— START EXTRACTED RECORDS —
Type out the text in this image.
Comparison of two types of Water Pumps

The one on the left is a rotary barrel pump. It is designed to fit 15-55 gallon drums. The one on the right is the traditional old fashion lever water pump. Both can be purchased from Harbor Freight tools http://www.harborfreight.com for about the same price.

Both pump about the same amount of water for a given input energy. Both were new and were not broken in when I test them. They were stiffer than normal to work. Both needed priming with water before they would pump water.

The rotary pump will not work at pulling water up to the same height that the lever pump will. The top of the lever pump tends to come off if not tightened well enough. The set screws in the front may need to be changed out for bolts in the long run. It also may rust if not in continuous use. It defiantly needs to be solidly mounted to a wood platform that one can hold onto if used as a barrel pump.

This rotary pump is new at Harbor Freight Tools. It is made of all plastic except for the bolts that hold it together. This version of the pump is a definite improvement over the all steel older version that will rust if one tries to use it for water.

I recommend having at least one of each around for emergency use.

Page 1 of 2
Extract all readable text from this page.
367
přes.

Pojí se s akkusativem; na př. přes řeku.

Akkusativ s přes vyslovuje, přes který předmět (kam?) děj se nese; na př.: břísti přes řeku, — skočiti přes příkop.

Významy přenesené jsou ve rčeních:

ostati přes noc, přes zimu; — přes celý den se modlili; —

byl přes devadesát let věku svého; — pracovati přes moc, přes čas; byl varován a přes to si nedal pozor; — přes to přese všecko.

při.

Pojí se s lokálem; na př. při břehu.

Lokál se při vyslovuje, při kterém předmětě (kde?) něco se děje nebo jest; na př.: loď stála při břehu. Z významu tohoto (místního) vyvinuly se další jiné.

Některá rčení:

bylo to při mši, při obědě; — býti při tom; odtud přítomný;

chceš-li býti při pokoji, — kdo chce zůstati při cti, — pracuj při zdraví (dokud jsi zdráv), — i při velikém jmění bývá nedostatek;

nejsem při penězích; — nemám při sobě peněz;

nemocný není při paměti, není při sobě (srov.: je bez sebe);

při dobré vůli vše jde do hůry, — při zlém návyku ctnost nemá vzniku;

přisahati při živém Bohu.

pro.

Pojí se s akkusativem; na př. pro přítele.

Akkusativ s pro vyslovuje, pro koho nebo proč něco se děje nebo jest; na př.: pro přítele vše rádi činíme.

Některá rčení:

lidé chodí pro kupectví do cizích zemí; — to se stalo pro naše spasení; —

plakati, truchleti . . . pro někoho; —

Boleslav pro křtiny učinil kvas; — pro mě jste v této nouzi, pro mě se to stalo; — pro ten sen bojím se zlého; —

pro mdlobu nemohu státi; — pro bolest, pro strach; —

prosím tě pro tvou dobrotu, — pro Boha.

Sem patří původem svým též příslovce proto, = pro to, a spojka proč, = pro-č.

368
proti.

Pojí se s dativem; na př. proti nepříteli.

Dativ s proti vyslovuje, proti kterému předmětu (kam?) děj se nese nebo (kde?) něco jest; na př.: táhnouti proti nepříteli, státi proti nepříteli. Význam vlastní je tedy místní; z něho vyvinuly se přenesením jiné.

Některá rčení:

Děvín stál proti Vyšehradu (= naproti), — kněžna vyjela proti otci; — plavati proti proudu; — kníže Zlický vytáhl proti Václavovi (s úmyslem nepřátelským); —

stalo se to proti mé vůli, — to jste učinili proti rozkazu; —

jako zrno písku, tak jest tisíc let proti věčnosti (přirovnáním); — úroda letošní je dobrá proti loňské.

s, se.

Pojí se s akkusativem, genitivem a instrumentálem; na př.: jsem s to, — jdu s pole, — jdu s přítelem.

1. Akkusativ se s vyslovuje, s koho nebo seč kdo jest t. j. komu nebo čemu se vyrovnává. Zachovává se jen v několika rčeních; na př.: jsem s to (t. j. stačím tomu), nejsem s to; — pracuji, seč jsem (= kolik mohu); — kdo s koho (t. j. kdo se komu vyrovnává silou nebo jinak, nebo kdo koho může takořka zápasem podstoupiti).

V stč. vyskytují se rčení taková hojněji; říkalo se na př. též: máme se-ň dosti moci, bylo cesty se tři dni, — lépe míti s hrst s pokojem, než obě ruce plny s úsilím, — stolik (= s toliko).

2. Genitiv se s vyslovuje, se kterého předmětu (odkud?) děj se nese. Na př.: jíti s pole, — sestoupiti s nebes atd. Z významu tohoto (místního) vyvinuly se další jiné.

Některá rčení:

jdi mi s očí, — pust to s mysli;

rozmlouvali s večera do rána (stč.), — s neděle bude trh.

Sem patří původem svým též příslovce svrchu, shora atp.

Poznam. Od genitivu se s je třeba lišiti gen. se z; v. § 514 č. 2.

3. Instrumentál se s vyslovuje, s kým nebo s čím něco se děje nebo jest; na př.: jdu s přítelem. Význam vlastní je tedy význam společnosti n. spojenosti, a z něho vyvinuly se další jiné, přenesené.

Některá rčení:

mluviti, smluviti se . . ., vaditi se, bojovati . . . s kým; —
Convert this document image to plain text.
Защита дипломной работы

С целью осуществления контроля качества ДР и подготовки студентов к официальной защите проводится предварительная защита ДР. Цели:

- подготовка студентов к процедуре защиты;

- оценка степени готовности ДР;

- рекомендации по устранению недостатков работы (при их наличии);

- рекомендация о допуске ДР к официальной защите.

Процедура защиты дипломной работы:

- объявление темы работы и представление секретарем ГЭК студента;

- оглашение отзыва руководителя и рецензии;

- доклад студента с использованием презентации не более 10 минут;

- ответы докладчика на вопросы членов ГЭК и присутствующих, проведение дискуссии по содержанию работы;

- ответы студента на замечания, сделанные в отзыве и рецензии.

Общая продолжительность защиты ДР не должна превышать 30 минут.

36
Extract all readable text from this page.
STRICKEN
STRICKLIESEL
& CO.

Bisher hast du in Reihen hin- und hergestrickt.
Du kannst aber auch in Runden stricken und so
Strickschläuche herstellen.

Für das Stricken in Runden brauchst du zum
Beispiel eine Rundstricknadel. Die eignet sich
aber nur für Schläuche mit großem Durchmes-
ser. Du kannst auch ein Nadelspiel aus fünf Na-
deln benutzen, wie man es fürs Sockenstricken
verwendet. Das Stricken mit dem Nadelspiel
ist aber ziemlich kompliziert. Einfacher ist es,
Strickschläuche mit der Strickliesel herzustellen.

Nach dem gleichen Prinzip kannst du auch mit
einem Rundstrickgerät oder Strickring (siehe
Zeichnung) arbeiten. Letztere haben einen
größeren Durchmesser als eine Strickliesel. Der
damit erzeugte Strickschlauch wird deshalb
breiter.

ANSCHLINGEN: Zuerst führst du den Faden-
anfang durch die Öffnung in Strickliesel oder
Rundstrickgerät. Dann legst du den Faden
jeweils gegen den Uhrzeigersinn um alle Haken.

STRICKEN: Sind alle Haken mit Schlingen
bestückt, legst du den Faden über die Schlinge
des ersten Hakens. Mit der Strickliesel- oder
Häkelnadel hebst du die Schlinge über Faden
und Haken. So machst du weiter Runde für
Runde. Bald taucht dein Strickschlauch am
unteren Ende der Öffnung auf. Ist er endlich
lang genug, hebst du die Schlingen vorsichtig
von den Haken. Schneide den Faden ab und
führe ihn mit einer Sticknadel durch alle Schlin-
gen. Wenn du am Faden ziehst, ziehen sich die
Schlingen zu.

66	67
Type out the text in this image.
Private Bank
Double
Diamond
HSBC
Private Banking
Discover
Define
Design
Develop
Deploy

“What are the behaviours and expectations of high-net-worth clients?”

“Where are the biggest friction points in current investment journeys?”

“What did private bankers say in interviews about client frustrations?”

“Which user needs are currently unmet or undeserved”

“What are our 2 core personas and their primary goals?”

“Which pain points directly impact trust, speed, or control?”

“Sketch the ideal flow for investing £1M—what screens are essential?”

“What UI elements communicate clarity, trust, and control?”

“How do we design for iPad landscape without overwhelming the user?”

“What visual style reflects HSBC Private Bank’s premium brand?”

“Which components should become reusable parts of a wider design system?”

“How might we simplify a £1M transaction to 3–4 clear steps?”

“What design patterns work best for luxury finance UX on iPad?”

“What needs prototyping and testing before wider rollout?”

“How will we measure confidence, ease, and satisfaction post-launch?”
— END EXTRACTED RECORDS —
TO DO »
Copy down every line of the material above that includes the string "Strickschläuche".

ANSWER TO THIS PROBLEM »
Strickschläuche herstellen.
Strickschläuche mit der Strickliesel herzustellen.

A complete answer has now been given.